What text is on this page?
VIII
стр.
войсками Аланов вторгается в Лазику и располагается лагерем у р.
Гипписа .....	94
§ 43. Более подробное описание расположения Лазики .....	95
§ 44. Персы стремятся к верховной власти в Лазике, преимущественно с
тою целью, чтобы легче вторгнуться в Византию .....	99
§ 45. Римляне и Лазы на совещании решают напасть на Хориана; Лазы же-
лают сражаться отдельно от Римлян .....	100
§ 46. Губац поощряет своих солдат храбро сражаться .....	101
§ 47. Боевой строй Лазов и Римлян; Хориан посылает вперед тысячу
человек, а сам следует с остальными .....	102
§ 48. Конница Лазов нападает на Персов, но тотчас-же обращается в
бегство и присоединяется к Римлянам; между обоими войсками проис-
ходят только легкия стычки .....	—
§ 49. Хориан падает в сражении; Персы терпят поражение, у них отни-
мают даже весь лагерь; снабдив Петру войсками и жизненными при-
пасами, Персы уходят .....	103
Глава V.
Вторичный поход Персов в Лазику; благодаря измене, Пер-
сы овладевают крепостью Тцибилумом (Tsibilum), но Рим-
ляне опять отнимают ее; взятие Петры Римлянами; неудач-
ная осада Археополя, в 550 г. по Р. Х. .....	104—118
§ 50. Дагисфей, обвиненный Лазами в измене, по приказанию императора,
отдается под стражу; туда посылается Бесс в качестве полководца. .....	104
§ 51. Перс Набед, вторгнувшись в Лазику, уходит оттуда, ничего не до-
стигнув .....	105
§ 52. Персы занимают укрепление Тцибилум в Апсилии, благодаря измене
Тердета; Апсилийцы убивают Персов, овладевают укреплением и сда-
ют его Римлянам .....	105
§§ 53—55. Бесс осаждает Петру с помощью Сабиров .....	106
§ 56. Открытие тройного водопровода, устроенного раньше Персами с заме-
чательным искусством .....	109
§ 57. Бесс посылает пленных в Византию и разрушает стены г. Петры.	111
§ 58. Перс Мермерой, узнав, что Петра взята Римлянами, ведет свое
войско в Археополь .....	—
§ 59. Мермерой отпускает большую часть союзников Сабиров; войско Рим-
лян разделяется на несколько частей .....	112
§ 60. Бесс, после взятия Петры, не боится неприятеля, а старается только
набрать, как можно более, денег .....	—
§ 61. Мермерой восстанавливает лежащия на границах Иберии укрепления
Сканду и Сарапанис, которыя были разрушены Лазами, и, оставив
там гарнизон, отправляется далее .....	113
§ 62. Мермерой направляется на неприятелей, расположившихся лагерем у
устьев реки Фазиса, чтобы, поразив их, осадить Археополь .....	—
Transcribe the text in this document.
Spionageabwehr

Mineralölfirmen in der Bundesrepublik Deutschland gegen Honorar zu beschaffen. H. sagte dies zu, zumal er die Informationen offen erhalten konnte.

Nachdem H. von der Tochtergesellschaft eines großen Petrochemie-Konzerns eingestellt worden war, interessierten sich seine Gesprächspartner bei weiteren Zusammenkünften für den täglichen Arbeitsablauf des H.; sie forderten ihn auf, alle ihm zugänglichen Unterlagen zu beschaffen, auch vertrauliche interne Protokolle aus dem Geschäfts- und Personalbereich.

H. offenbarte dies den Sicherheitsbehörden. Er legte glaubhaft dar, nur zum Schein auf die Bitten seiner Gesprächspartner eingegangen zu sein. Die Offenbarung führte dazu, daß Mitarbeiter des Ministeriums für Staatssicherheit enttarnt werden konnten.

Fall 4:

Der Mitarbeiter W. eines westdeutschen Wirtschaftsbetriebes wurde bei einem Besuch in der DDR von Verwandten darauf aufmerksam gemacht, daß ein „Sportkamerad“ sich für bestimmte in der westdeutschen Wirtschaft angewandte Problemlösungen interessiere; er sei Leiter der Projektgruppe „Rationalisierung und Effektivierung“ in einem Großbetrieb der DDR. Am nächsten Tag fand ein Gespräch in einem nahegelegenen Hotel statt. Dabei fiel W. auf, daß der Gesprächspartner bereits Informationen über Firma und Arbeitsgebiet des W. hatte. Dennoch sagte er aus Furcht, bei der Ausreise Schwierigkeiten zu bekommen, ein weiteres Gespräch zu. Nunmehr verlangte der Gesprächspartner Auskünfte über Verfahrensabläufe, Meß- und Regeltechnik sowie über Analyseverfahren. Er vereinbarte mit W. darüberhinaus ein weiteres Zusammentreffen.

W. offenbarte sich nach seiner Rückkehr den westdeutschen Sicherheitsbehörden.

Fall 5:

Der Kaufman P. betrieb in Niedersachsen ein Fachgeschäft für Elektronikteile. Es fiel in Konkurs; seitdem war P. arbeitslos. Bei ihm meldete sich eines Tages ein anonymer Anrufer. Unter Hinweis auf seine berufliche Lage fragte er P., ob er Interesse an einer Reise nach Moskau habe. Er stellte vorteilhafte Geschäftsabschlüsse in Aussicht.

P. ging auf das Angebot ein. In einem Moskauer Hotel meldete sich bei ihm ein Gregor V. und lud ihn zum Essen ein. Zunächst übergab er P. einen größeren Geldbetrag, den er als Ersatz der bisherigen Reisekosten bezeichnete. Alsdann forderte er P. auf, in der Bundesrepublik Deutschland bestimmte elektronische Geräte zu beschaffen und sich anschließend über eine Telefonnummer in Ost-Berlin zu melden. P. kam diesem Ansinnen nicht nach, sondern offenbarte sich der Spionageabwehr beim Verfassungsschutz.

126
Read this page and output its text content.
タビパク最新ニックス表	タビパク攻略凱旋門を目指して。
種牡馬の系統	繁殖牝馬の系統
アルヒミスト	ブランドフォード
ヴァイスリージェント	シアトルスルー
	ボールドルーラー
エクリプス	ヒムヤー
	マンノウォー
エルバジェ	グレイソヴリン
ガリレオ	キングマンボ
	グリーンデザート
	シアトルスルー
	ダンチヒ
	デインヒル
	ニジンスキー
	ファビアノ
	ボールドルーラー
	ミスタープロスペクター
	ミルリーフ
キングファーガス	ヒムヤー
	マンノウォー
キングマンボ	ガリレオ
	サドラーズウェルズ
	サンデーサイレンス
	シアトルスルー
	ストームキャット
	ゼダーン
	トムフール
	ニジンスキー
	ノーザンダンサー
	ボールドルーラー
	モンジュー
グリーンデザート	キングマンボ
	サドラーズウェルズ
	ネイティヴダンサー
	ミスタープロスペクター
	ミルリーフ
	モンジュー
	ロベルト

### REQUIRED WORK
Take the listing above and write it out again exactly.

### EXERCISE OUTPUT
What text is on this page?
VIII
стр.
войсками Аланов вторгается в Лазику и располагается лагерем у р.
Гипписа .....	94
§ 43. Более подробное описание расположения Лазики .....	95
§ 44. Персы стремятся к верховной власти в Лазике, преимущественно с
тою целью, чтобы легче вторгнуться в Византию .....	99
§ 45. Римляне и Лазы на совещании решают напасть на Хориана; Лазы же-
лают сражаться отдельно от Римлян .....	100
§ 46. Губац поощряет своих солдат храбро сражаться .....	101
§ 47. Боевой строй Лазов и Римлян; Хориан посылает вперед тысячу
человек, а сам следует с остальными .....	102
§ 48. Конница Лазов нападает на Персов, но тотчас-же обращается в
бегство и присоединяется к Римлянам; между обоими войсками проис-
ходят только легкия стычки .....	—
§ 49. Хориан падает в сражении; Персы терпят поражение, у них отни-
мают даже весь лагерь; снабдив Петру войсками и жизненными при-
пасами, Персы уходят .....	103
Глава V.
Вторичный поход Персов в Лазику; благодаря измене, Пер-
сы овладевают крепостью Тцибилумом (Tsibilum), но Рим-
ляне опять отнимают ее; взятие Петры Римлянами; неудач-
ная осада Археополя, в 550 г. по Р. Х. .....	104—118
§ 50. Дагисфей, обвиненный Лазами в измене, по приказанию императора,
отдается под стражу; туда посылается Бесс в качестве полководца. .....	104
§ 51. Перс Набед, вторгнувшись в Лазику, уходит оттуда, ничего не до-
стигнув .....	105
§ 52. Персы занимают укрепление Тцибилум в Апсилии, благодаря измене
Тердета; Апсилийцы убивают Персов, овладевают укреплением и сда-
ют его Римлянам .....	105
§§ 53—55. Бесс осаждает Петру с помощью Сабиров .....	106
§ 56. Открытие тройного водопровода, устроенного раньше Персами с заме-
чательным искусством .....	109
§ 57. Бесс посылает пленных в Византию и разрушает стены г. Петры.	111
§ 58. Перс Мермерой, узнав, что Петра взята Римлянами, ведет свое
войско в Археополь .....	—
§ 59. Мермерой отпускает большую часть союзников Сабиров; войско Рим-
лян разделяется на несколько частей .....	112
§ 60. Бесс, после взятия Петры, не боится неприятеля, а старается только
набрать, как можно более, денег .....	—
§ 61. Мермерой восстанавливает лежащия на границах Иберии укрепления
Сканду и Сарапанис, которыя были разрушены Лазами, и, оставив
там гарнизон, отправляется далее .....	113
§ 62. Мермерой направляется на неприятелей, расположившихся лагерем у
устьев реки Фазиса, чтобы, поразив их, осадить Археополь .....	—
Transcribe the text in this document.
Spionageabwehr

Mineralölfirmen in der Bundesrepublik Deutschland gegen Honorar zu beschaffen. H. sagte dies zu, zumal er die Informationen offen erhalten konnte.

Nachdem H. von der Tochtergesellschaft eines großen Petrochemie-Konzerns eingestellt worden war, interessierten sich seine Gesprächspartner bei weiteren Zusammenkünften für den täglichen Arbeitsablauf des H.; sie forderten ihn auf, alle ihm zugänglichen Unterlagen zu beschaffen, auch vertrauliche interne Protokolle aus dem Geschäfts- und Personalbereich.

H. offenbarte dies den Sicherheitsbehörden. Er legte glaubhaft dar, nur zum Schein auf die Bitten seiner Gesprächspartner eingegangen zu sein. Die Offenbarung führte dazu, daß Mitarbeiter des Ministeriums für Staatssicherheit enttarnt werden konnten.

Fall 4:

Der Mitarbeiter W. eines westdeutschen Wirtschaftsbetriebes wurde bei einem Besuch in der DDR von Verwandten darauf aufmerksam gemacht, daß ein „Sportkamerad“ sich für bestimmte in der westdeutschen Wirtschaft angewandte Problemlösungen interessiere; er sei Leiter der Projektgruppe „Rationalisierung und Effektivierung“ in einem Großbetrieb der DDR. Am nächsten Tag fand ein Gespräch in einem nahegelegenen Hotel statt. Dabei fiel W. auf, daß der Gesprächspartner bereits Informationen über Firma und Arbeitsgebiet des W. hatte. Dennoch sagte er aus Furcht, bei der Ausreise Schwierigkeiten zu bekommen, ein weiteres Gespräch zu. Nunmehr verlangte der Gesprächspartner Auskünfte über Verfahrensabläufe, Meß- und Regeltechnik sowie über Analyseverfahren. Er vereinbarte mit W. darüberhinaus ein weiteres Zusammentreffen.

W. offenbarte sich nach seiner Rückkehr den westdeutschen Sicherheitsbehörden.

Fall 5:

Der Kaufman P. betrieb in Niedersachsen ein Fachgeschäft für Elektronikteile. Es fiel in Konkurs; seitdem war P. arbeitslos. Bei ihm meldete sich eines Tages ein anonymer Anrufer. Unter Hinweis auf seine berufliche Lage fragte er P., ob er Interesse an einer Reise nach Moskau habe. Er stellte vorteilhafte Geschäftsabschlüsse in Aussicht.

P. ging auf das Angebot ein. In einem Moskauer Hotel meldete sich bei ihm ein Gregor V. und lud ihn zum Essen ein. Zunächst übergab er P. einen größeren Geldbetrag, den er als Ersatz der bisherigen Reisekosten bezeichnete. Alsdann forderte er P. auf, in der Bundesrepublik Deutschland bestimmte elektronische Geräte zu beschaffen und sich anschließend über eine Telefonnummer in Ost-Berlin zu melden. P. kam diesem Ansinnen nicht nach, sondern offenbarte sich der Spionageabwehr beim Verfassungsschutz.

126
Read this page and output its text content.
タビパク最新ニックス表	タビパク攻略凱旋門を目指して。
種牡馬の系統	繁殖牝馬の系統
アルヒミスト	ブランドフォード
ヴァイスリージェント	シアトルスルー
	ボールドルーラー
エクリプス	ヒムヤー
	マンノウォー
エルバジェ	グレイソヴリン
ガリレオ	キングマンボ
	グリーンデザート
	シアトルスルー
	ダンチヒ
	デインヒル
	ニジンスキー
	ファビアノ
	ボールドルーラー
	ミスタープロスペクター
	ミルリーフ
キングファーガス	ヒムヤー
	マンノウォー
キングマンボ	ガリレオ
	サドラーズウェルズ
	サンデーサイレンス
	シアトルスルー
	ストームキャット
	ゼダーン
	トムフール
	ニジンスキー
	ノーザンダンサー
	ボールドルーラー
	モンジュー
グリーンデザート	キングマンボ
	サドラーズウェルズ
	ネイティヴダンサー
	ミスタープロスペクター
	ミルリーフ
	モンジュー
	ロベルト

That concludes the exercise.